# ViP211 vs ViP211k



## TulsaOK

I checked the Dish website for the differences between the two models but can't seem to locate any useful information other than a picture of the two. Can someone point me to the right place? 
I'm trying to determine if I replace my 501 (no DVR fee) with a 211 or 211k with an external hard drive if the monthly charge would be the same. I already have a couple of EHD's connected to a ViP722.


----------



## BobaBird

The additional receiver fee for the 211 and 211k are the same, with both being $2 more than the 501 whether you lease or own. The DVR conversion has a one-time activation fee of $39.99 but no monthly fees. The EHDs used with your 722 can not be played on the 211/k and vice versa.

http://www.dishuser.org/byodvr.php
http://www.dishuser.org/211.php
http://www.dishuser.org/211k.php (pics coming)
http://tech.dishnetwork.com/departmental_content/techportal/index.shtml > receivers


----------



## Cap'n Preshoot

The 211K is also not a 211 that's been painted black and shrunken in the washing machine  It's a totally new HD receiver with the identical functionality of the original 211 but in a much smaller package.

The "K" is of no particular significance except to denote the new model. The new model has exactly the same functionality, including an OTA digital (ATSC) tuner.

Either model can accept the USB external hard drive and conversion to DVR. There are no functional differences between models.

It's been reported that the new "K" model runs somewhat cooler. That's a good thing, as heat is the enemy of all electronics.

.


----------



## TSR

It's the same model, same equip, possibly smaller.

K only designates the difference between the two. There is some trouble activating any of the K series though.


----------



## GravelChan

TSR said:


> It's the same model, same equip, possibly smaller.
> 
> K only designates the difference between the two. There is some trouble activating any of the K series though.


Why do you say this? I have heard of no problems activating the 211K.
Certainly no problem activating mine, the receiver itself, that is.

Activating the external hard drive can sometimes be a problem though it appears to be the CSR not activating it properly rather than a problem with the 211/211K itself.


----------



## matt314159

Activated my 211K yesterday without issue also. Just now I plugged in a 750GB FreeAgent, and it formatted right away. (already had a 411 ehd activated on the account). 

some notes on the 211k as compared to my 411 (since the 211 and 411 were all but identical, I feel it's a fair comparison for this thread) 

1) it's way smaller. Okay probably only about 25% smaller, but that's enough to make this thing seem downright TINY! 
2) it really does run way cooler. looks like the design is very good for allowing the heat to radiate out the top. 
3) I like the slick, black look, looks very stylish compared to the somewhat clunky 411/211. Though they certainly weren't *bad*, this just looks much better by comparison.


----------



## mwdxer

No problems for me either. The activation of the 211k, when changing from the 2700 was a piece of cake. A quick call to Dish. Then when I added EHD, another quick call and the charge of the $40. That was it. No issues and the set up still works well.


----------

▶ _DATA SEGMENT_:
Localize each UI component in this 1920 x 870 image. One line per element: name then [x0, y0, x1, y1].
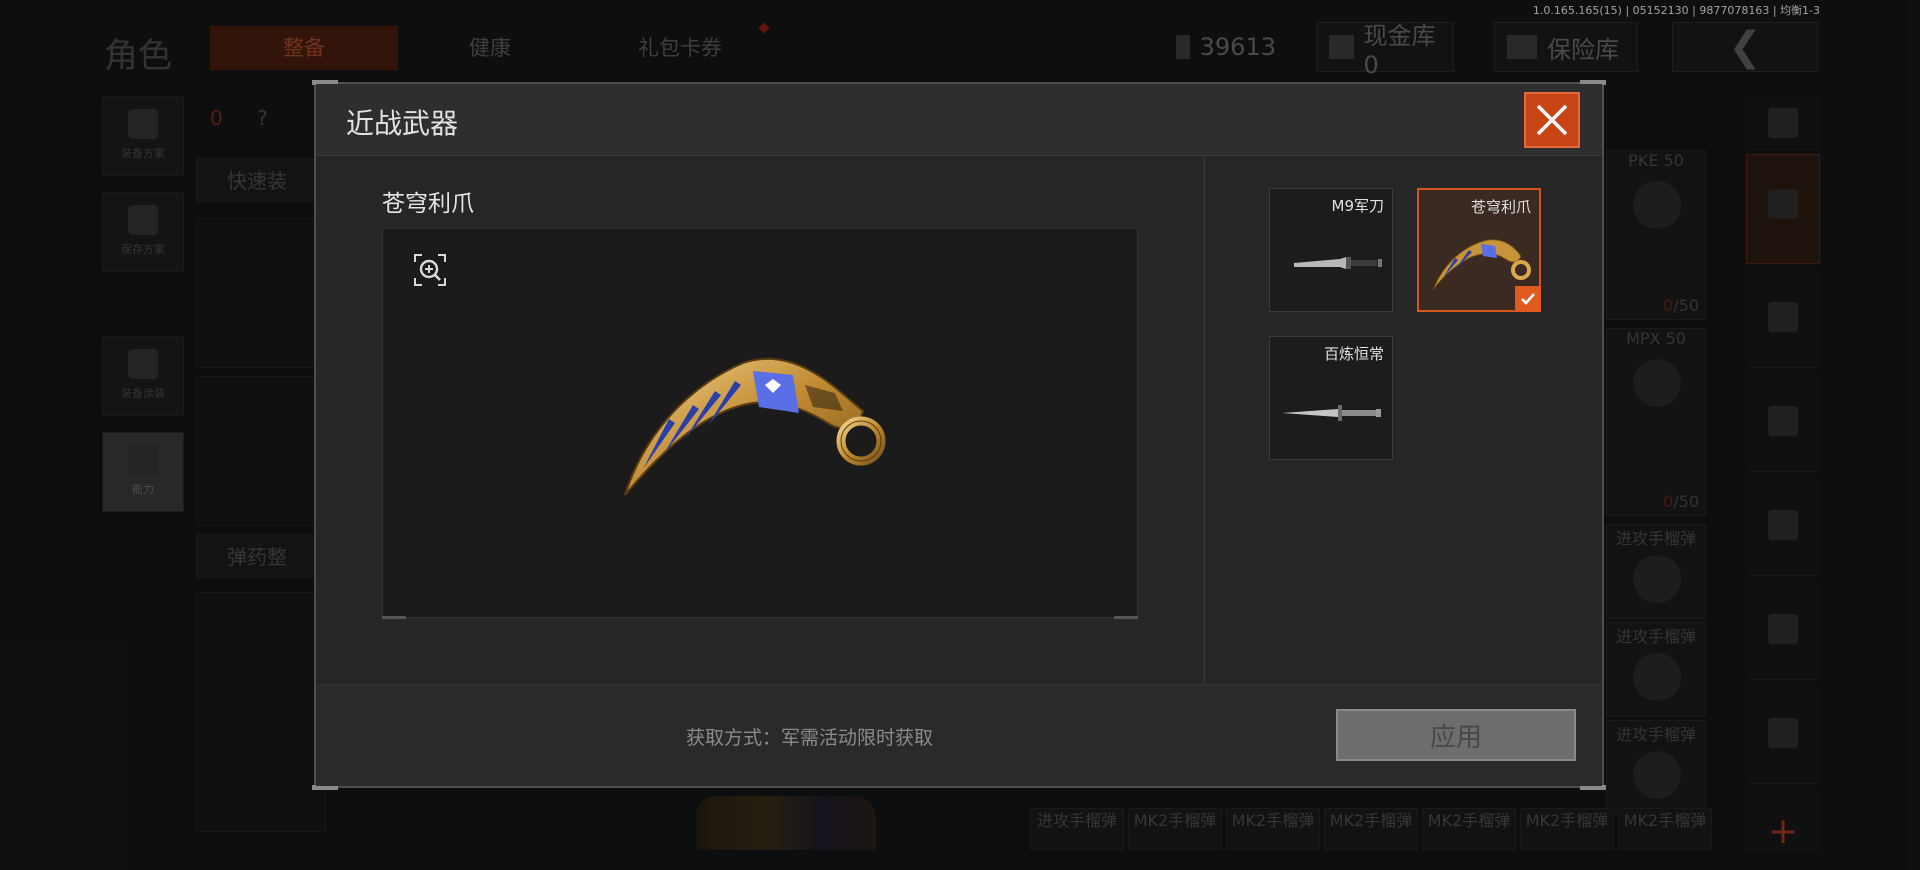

▶ _THE TASKS_:
A) List the username of every person who posted in the ViP211 vs ViP211k thread.
B) Reproduce the part of the ViP211 vs ViP211k thread that opens with the words containing "# ViP211 vs" and closes with "to a ViP722.".
C) According to BobaBird in the ViP211 vs ViP211k thread, what is the one-time activation fee for the DVR conversion?

▶ _SOLUTIONS TO THE TASKS_:
A)
TulsaOK
BobaBird
Cap'n Preshoot
TSR
GravelChan
matt314159
mwdxer

B)
# ViP211 vs ViP211k



## TulsaOK

I checked the Dish website for the differences between the two models but can't seem to locate any useful information other than a picture of the two. Can someone point me to the right place? 
I'm trying to determine if I replace my 501 (no DVR fee) with a 211 or 211k with an external hard drive if the monthly charge would be the same. I already have a couple of EHD's connected to a ViP722.

C) $39.99